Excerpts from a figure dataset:
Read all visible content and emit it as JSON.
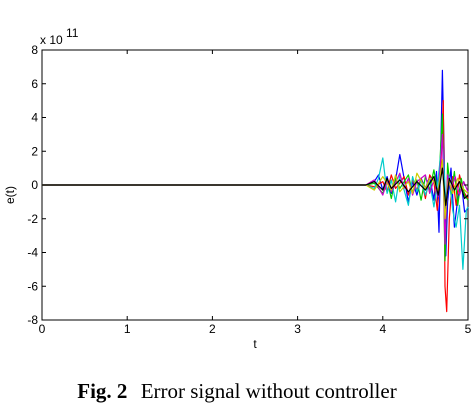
{
  "chart_data": {
    "type": "line",
    "title": "",
    "xlabel": "t",
    "ylabel": "e(t)",
    "y_exponent_label": "x 10",
    "y_exponent_power": "11",
    "xlim": [
      0,
      5
    ],
    "ylim": [
      -8,
      8
    ],
    "xticks": [
      "0",
      "1",
      "2",
      "3",
      "4",
      "5"
    ],
    "yticks": [
      "-8",
      "-6",
      "-4",
      "-2",
      "0",
      "2",
      "4",
      "6",
      "8"
    ],
    "grid": false,
    "series": [
      {
        "color": "#0000ff",
        "x": [
          0,
          3.8,
          3.9,
          3.95,
          4.0,
          4.05,
          4.1,
          4.15,
          4.2,
          4.25,
          4.3,
          4.35,
          4.4,
          4.45,
          4.5,
          4.55,
          4.6,
          4.63,
          4.66,
          4.7,
          4.72,
          4.74,
          4.76,
          4.8,
          4.84,
          4.88,
          4.92,
          4.96,
          5.0
        ],
        "y": [
          0,
          0,
          0.2,
          0.6,
          -0.3,
          0.5,
          -0.5,
          0.3,
          1.8,
          0.4,
          -1.0,
          0.2,
          -0.6,
          0.4,
          -0.2,
          0.5,
          -0.9,
          0.8,
          -2.8,
          6.8,
          2.0,
          -4.2,
          -1.0,
          1.0,
          -2.5,
          -0.8,
          0.2,
          -1.6,
          -1.4
        ]
      },
      {
        "color": "#ff0000",
        "x": [
          0,
          3.8,
          3.9,
          4.0,
          4.05,
          4.1,
          4.15,
          4.2,
          4.25,
          4.3,
          4.35,
          4.4,
          4.45,
          4.5,
          4.55,
          4.6,
          4.64,
          4.68,
          4.71,
          4.73,
          4.75,
          4.78,
          4.82,
          4.86,
          4.9,
          4.95,
          5.0
        ],
        "y": [
          0,
          0,
          -0.1,
          0.2,
          -0.4,
          0.6,
          -0.2,
          0.1,
          0.5,
          -0.6,
          0.3,
          -0.3,
          0.4,
          -0.8,
          0.6,
          0.2,
          -1.5,
          0.8,
          5.0,
          -6.0,
          -7.5,
          -2.0,
          0.5,
          -1.2,
          0.6,
          -0.4,
          -0.8
        ]
      },
      {
        "color": "#00cc00",
        "x": [
          0,
          3.8,
          3.9,
          4.0,
          4.05,
          4.1,
          4.15,
          4.2,
          4.3,
          4.35,
          4.4,
          4.45,
          4.5,
          4.55,
          4.6,
          4.65,
          4.7,
          4.73,
          4.76,
          4.8,
          4.84,
          4.88,
          4.92,
          4.96,
          5.0
        ],
        "y": [
          0,
          0,
          0.1,
          -0.5,
          0.3,
          -0.8,
          0.4,
          -0.2,
          0.6,
          -0.5,
          0.3,
          -0.9,
          0.5,
          -0.3,
          0.9,
          -0.6,
          4.2,
          -4.5,
          1.3,
          -0.6,
          0.8,
          -1.2,
          0.4,
          -0.6,
          -0.9
        ]
      },
      {
        "color": "#00cccc",
        "x": [
          0,
          3.8,
          3.9,
          3.95,
          4.0,
          4.05,
          4.1,
          4.15,
          4.2,
          4.25,
          4.3,
          4.35,
          4.4,
          4.45,
          4.5,
          4.55,
          4.6,
          4.65,
          4.7,
          4.74,
          4.78,
          4.82,
          4.86,
          4.9,
          4.94,
          4.98,
          5.0
        ],
        "y": [
          0,
          0,
          -0.2,
          0.4,
          1.6,
          -0.5,
          0.3,
          -1.0,
          0.6,
          -0.3,
          -1.2,
          0.5,
          -0.4,
          0.3,
          -0.6,
          0.2,
          -1.3,
          0.4,
          2.8,
          -1.0,
          0.5,
          -1.5,
          -2.5,
          -1.2,
          -5.0,
          -1.5,
          -1.3
        ]
      },
      {
        "color": "#cc00cc",
        "x": [
          0,
          3.8,
          3.9,
          4.0,
          4.05,
          4.1,
          4.2,
          4.25,
          4.3,
          4.35,
          4.4,
          4.5,
          4.55,
          4.6,
          4.65,
          4.7,
          4.73,
          4.76,
          4.8,
          4.85,
          4.9,
          4.95,
          5.0
        ],
        "y": [
          0,
          0,
          0.3,
          -0.6,
          0.2,
          -0.4,
          0.7,
          -0.2,
          0.4,
          -0.6,
          0.2,
          0.6,
          -0.5,
          0.3,
          -0.7,
          3.0,
          -3.5,
          0.6,
          -0.3,
          0.5,
          -0.6,
          0.2,
          -0.4
        ]
      },
      {
        "color": "#cccc00",
        "x": [
          0,
          3.8,
          3.9,
          4.0,
          4.1,
          4.15,
          4.2,
          4.3,
          4.35,
          4.4,
          4.5,
          4.55,
          4.6,
          4.65,
          4.7,
          4.73,
          4.77,
          4.82,
          4.88,
          4.94,
          5.0
        ],
        "y": [
          0,
          0,
          -0.3,
          0.5,
          -0.3,
          0.6,
          -0.4,
          0.2,
          -0.5,
          0.7,
          -0.2,
          0.4,
          0.2,
          -0.4,
          1.5,
          -2.0,
          0.3,
          -0.5,
          0.4,
          -0.2,
          -0.5
        ]
      },
      {
        "color": "#000000",
        "x": [
          0,
          3.8,
          3.9,
          4.0,
          4.05,
          4.1,
          4.2,
          4.3,
          4.4,
          4.5,
          4.6,
          4.65,
          4.7,
          4.74,
          4.78,
          4.84,
          4.9,
          4.96,
          5.0
        ],
        "y": [
          0,
          0,
          0.2,
          -0.3,
          0.4,
          -0.2,
          0.3,
          -0.4,
          0.2,
          -0.3,
          0.5,
          -0.6,
          1.0,
          -1.2,
          0.4,
          -0.3,
          0.2,
          -0.8,
          -0.6
        ]
      }
    ]
  },
  "caption": {
    "label": "Fig. 2",
    "text": "Error signal without controller"
  }
}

- [Instruction]:
Can the entries above be repeated exactly, without their pictures?

- [Solution]:
Read all visible content and emit it as JSON.
{
  "chart_data": {
    "type": "line",
    "title": "",
    "xlabel": "t",
    "ylabel": "e(t)",
    "y_exponent_label": "x 10",
    "y_exponent_power": "11",
    "xlim": [
      0,
      5
    ],
    "ylim": [
      -8,
      8
    ],
    "xticks": [
      "0",
      "1",
      "2",
      "3",
      "4",
      "5"
    ],
    "yticks": [
      "-8",
      "-6",
      "-4",
      "-2",
      "0",
      "2",
      "4",
      "6",
      "8"
    ],
    "grid": false,
    "series": [
      {
        "color": "#0000ff",
        "x": [
          0,
          3.8,
          3.9,
          3.95,
          4.0,
          4.05,
          4.1,
          4.15,
          4.2,
          4.25,
          4.3,
          4.35,
          4.4,
          4.45,
          4.5,
          4.55,
          4.6,
          4.63,
          4.66,
          4.7,
          4.72,
          4.74,
          4.76,
          4.8,
          4.84,
          4.88,
          4.92,
          4.96,
          5.0
        ],
        "y": [
          0,
          0,
          0.2,
          0.6,
          -0.3,
          0.5,
          -0.5,
          0.3,
          1.8,
          0.4,
          -1.0,
          0.2,
          -0.6,
          0.4,
          -0.2,
          0.5,
          -0.9,
          0.8,
          -2.8,
          6.8,
          2.0,
          -4.2,
          -1.0,
          1.0,
          -2.5,
          -0.8,
          0.2,
          -1.6,
          -1.4
        ]
      },
      {
        "color": "#ff0000",
        "x": [
          0,
          3.8,
          3.9,
          4.0,
          4.05,
          4.1,
          4.15,
          4.2,
          4.25,
          4.3,
          4.35,
          4.4,
          4.45,
          4.5,
          4.55,
          4.6,
          4.64,
          4.68,
          4.71,
          4.73,
          4.75,
          4.78,
          4.82,
          4.86,
          4.9,
          4.95,
          5.0
        ],
        "y": [
          0,
          0,
          -0.1,
          0.2,
          -0.4,
          0.6,
          -0.2,
          0.1,
          0.5,
          -0.6,
          0.3,
          -0.3,
          0.4,
          -0.8,
          0.6,
          0.2,
          -1.5,
          0.8,
          5.0,
          -6.0,
          -7.5,
          -2.0,
          0.5,
          -1.2,
          0.6,
          -0.4,
          -0.8
        ]
      },
      {
        "color": "#00cc00",
        "x": [
          0,
          3.8,
          3.9,
          4.0,
          4.05,
          4.1,
          4.15,
          4.2,
          4.3,
          4.35,
          4.4,
          4.45,
          4.5,
          4.55,
          4.6,
          4.65,
          4.7,
          4.73,
          4.76,
          4.8,
          4.84,
          4.88,
          4.92,
          4.96,
          5.0
        ],
        "y": [
          0,
          0,
          0.1,
          -0.5,
          0.3,
          -0.8,
          0.4,
          -0.2,
          0.6,
          -0.5,
          0.3,
          -0.9,
          0.5,
          -0.3,
          0.9,
          -0.6,
          4.2,
          -4.5,
          1.3,
          -0.6,
          0.8,
          -1.2,
          0.4,
          -0.6,
          -0.9
        ]
      },
      {
        "color": "#00cccc",
        "x": [
          0,
          3.8,
          3.9,
          3.95,
          4.0,
          4.05,
          4.1,
          4.15,
          4.2,
          4.25,
          4.3,
          4.35,
          4.4,
          4.45,
          4.5,
          4.55,
          4.6,
          4.65,
          4.7,
          4.74,
          4.78,
          4.82,
          4.86,
          4.9,
          4.94,
          4.98,
          5.0
        ],
        "y": [
          0,
          0,
          -0.2,
          0.4,
          1.6,
          -0.5,
          0.3,
          -1.0,
          0.6,
          -0.3,
          -1.2,
          0.5,
          -0.4,
          0.3,
          -0.6,
          0.2,
          -1.3,
          0.4,
          2.8,
          -1.0,
          0.5,
          -1.5,
          -2.5,
          -1.2,
          -5.0,
          -1.5,
          -1.3
        ]
      },
      {
        "color": "#cc00cc",
        "x": [
          0,
          3.8,
          3.9,
          4.0,
          4.05,
          4.1,
          4.2,
          4.25,
          4.3,
          4.35,
          4.4,
          4.5,
          4.55,
          4.6,
          4.65,
          4.7,
          4.73,
          4.76,
          4.8,
          4.85,
          4.9,
          4.95,
          5.0
        ],
        "y": [
          0,
          0,
          0.3,
          -0.6,
          0.2,
          -0.4,
          0.7,
          -0.2,
          0.4,
          -0.6,
          0.2,
          0.6,
          -0.5,
          0.3,
          -0.7,
          3.0,
          -3.5,
          0.6,
          -0.3,
          0.5,
          -0.6,
          0.2,
          -0.4
        ]
      },
      {
        "color": "#cccc00",
        "x": [
          0,
          3.8,
          3.9,
          4.0,
          4.1,
          4.15,
          4.2,
          4.3,
          4.35,
          4.4,
          4.5,
          4.55,
          4.6,
          4.65,
          4.7,
          4.73,
          4.77,
          4.82,
          4.88,
          4.94,
          5.0
        ],
        "y": [
          0,
          0,
          -0.3,
          0.5,
          -0.3,
          0.6,
          -0.4,
          0.2,
          -0.5,
          0.7,
          -0.2,
          0.4,
          0.2,
          -0.4,
          1.5,
          -2.0,
          0.3,
          -0.5,
          0.4,
          -0.2,
          -0.5
        ]
      },
      {
        "color": "#000000",
        "x": [
          0,
          3.8,
          3.9,
          4.0,
          4.05,
          4.1,
          4.2,
          4.3,
          4.4,
          4.5,
          4.6,
          4.65,
          4.7,
          4.74,
          4.78,
          4.84,
          4.9,
          4.96,
          5.0
        ],
        "y": [
          0,
          0,
          0.2,
          -0.3,
          0.4,
          -0.2,
          0.3,
          -0.4,
          0.2,
          -0.3,
          0.5,
          -0.6,
          1.0,
          -1.2,
          0.4,
          -0.3,
          0.2,
          -0.8,
          -0.6
        ]
      }
    ]
  },
  "caption": {
    "label": "Fig. 2",
    "text": "Error signal without controller"
  }
}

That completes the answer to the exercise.